## START Material for the task
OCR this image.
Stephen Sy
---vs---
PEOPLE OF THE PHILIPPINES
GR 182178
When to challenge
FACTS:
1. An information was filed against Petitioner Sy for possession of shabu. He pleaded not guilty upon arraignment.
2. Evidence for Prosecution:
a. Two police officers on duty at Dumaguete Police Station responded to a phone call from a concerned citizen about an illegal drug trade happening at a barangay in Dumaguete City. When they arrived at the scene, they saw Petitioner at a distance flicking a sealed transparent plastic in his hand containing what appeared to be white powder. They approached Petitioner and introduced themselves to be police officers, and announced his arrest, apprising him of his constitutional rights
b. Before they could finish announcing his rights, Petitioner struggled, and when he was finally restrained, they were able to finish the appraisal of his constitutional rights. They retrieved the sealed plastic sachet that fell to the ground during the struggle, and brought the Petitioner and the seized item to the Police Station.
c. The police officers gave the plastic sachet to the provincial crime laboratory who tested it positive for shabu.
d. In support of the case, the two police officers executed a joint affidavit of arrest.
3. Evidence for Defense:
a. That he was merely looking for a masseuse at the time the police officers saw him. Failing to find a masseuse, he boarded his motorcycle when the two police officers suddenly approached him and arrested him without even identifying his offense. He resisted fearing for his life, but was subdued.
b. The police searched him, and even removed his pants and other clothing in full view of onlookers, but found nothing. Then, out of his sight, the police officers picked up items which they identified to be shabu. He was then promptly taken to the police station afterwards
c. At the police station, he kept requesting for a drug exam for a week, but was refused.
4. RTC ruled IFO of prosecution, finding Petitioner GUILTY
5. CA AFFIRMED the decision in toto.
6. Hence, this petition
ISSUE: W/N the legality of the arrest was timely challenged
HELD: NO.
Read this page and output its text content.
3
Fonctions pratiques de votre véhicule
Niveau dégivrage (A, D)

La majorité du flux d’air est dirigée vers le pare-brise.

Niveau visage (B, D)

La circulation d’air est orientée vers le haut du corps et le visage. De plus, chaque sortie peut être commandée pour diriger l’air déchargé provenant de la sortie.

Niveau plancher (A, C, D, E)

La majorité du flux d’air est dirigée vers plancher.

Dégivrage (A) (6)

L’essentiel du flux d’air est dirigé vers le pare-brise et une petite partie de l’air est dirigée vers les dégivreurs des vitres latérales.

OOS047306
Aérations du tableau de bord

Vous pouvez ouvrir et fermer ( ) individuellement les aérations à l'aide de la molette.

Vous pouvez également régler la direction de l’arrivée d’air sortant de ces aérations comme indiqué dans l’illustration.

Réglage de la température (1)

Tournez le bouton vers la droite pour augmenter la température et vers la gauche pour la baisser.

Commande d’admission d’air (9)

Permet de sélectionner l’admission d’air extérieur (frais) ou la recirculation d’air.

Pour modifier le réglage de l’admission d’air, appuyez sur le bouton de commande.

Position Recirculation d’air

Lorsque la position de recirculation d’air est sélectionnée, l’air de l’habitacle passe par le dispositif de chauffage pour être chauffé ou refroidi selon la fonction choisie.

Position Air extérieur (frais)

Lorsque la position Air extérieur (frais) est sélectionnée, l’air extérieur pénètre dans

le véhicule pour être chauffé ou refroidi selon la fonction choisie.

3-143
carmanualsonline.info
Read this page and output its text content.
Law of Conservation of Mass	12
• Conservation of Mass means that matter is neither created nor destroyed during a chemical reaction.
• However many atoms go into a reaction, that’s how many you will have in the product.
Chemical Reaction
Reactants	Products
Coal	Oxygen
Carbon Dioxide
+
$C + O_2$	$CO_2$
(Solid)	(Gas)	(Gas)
## END Material for the task
## START Material for the task
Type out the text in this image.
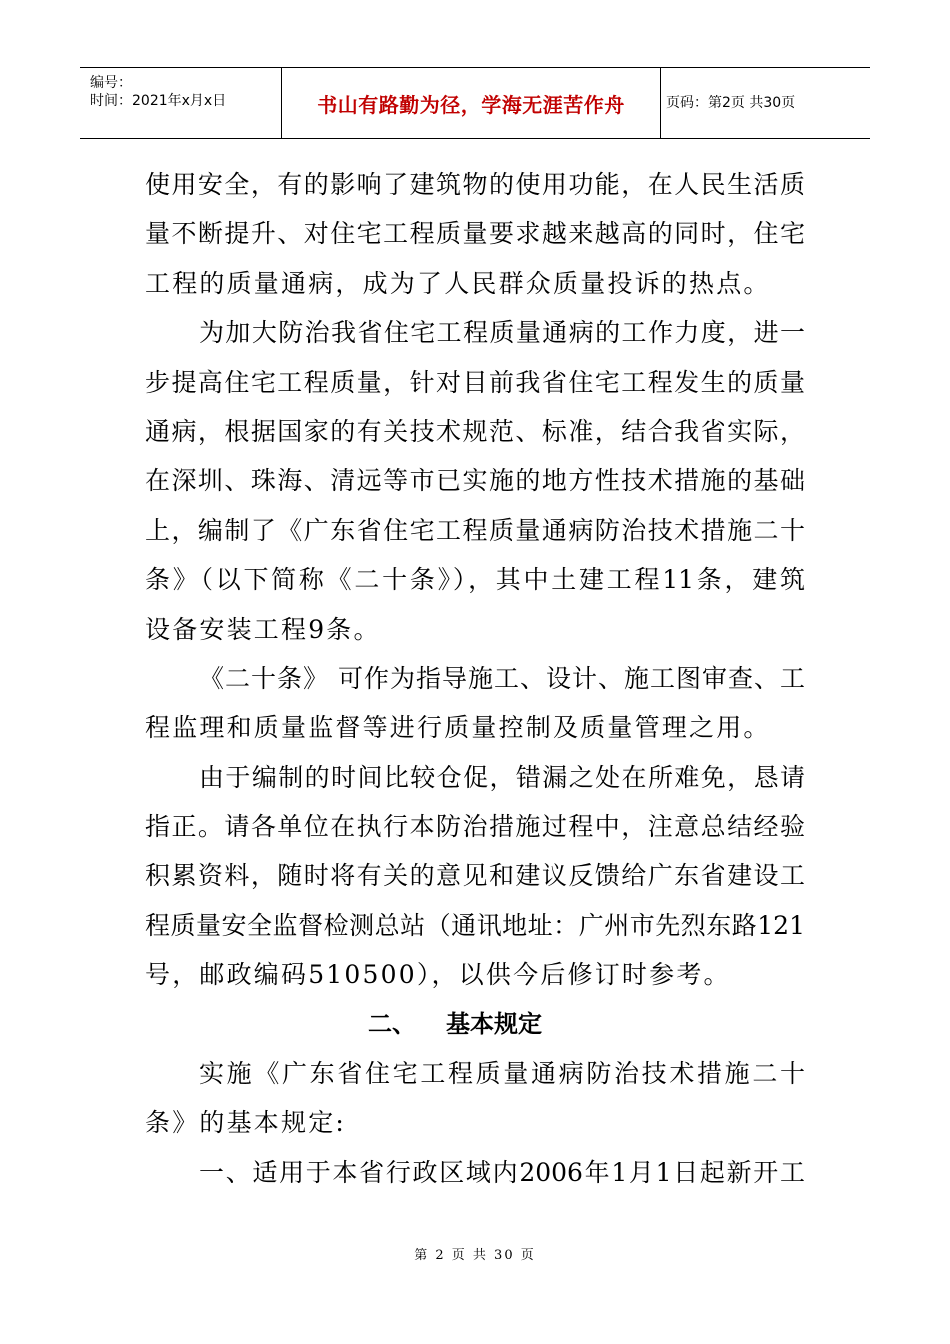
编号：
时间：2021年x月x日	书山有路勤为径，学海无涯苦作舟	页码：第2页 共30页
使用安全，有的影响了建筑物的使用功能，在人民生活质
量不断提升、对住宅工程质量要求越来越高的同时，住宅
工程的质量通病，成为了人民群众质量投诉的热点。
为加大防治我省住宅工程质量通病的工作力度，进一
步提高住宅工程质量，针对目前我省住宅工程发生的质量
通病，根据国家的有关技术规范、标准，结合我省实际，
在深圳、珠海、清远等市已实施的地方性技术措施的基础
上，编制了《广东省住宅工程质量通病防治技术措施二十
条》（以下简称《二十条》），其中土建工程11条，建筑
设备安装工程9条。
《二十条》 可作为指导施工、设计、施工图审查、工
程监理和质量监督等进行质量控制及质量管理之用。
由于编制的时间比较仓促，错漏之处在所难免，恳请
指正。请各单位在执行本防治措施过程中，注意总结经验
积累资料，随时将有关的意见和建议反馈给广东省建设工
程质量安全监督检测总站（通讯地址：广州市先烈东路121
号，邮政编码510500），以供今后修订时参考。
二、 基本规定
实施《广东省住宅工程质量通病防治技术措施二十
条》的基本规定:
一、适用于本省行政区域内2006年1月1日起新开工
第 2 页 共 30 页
## END Material for the task
## START Material for the task
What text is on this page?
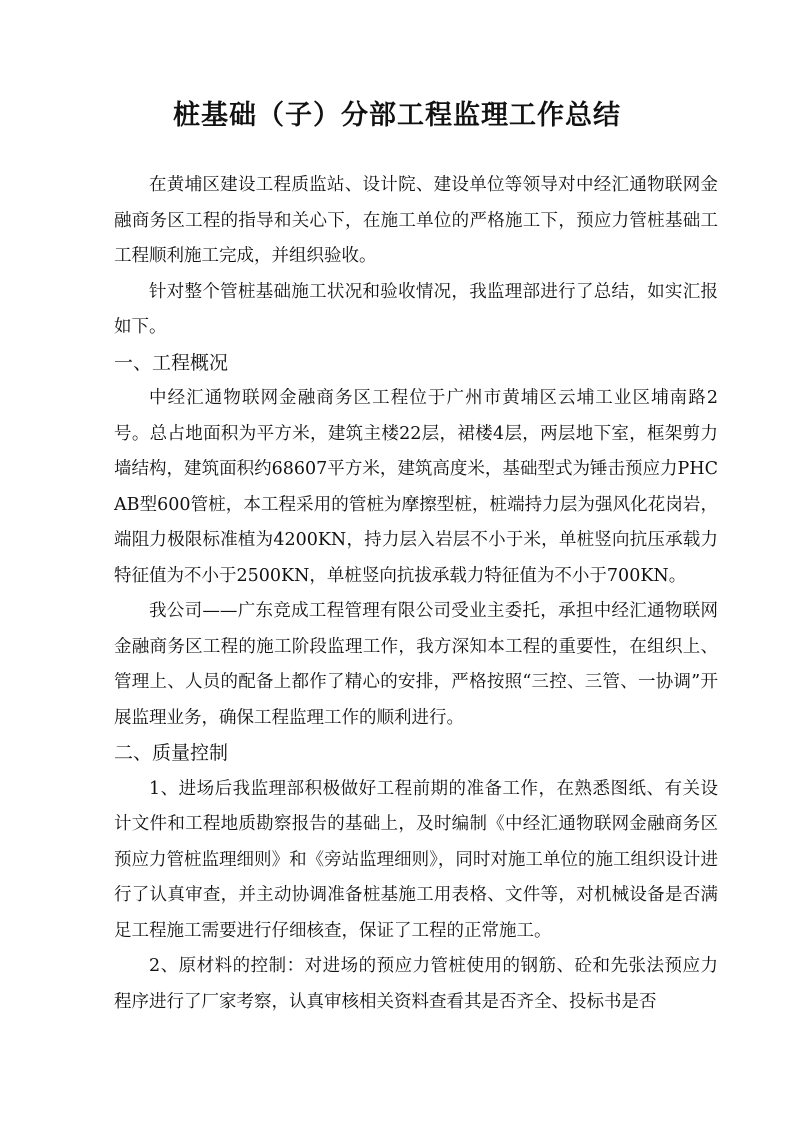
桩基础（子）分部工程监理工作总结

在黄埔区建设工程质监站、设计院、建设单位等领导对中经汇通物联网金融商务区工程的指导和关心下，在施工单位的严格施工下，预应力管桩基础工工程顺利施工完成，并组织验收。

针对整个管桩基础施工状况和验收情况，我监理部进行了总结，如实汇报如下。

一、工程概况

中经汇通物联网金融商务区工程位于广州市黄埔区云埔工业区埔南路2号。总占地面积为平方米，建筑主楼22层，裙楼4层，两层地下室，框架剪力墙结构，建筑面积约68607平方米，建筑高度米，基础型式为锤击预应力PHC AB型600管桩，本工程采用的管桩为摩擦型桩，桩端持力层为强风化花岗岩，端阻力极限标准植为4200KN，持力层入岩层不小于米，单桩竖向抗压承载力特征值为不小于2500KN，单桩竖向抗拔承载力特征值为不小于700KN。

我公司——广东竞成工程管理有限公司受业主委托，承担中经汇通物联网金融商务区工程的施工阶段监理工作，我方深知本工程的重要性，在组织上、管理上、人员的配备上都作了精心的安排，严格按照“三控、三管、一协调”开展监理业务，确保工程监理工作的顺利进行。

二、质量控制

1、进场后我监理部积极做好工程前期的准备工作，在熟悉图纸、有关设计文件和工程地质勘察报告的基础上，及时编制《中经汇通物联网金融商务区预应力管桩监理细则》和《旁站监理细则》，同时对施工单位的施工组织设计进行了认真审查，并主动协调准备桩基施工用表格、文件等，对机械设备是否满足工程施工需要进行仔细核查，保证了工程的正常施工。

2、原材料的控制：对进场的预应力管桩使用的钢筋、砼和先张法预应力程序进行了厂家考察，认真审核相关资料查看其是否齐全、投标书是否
## END Material for the task
**Task brief**
Each line above that holds the string "rights" should be copied and shown.

**Complete response**
a. Two police officers on duty at Dumaguete Police Station responded to a phone call from a concerned citizen about an illegal drug trade happening at a barangay in Dumaguete City. When they arrived at the scene, they saw Petitioner at a distance flicking a sealed transparent plastic in his hand containing what appeared to be white powder. They approached Petitioner and introduced themselves to be police officers, and announced his arrest, apprising him of his constitutional rights
b. Before they could finish announcing his rights, Petitioner struggled, and when he was finally restrained, they were able to finish the appraisal of his constitutional rights. They retrieved the sealed plastic sachet that fell to the ground during the struggle, and brought the Petitioner and the seized item to the Police Station.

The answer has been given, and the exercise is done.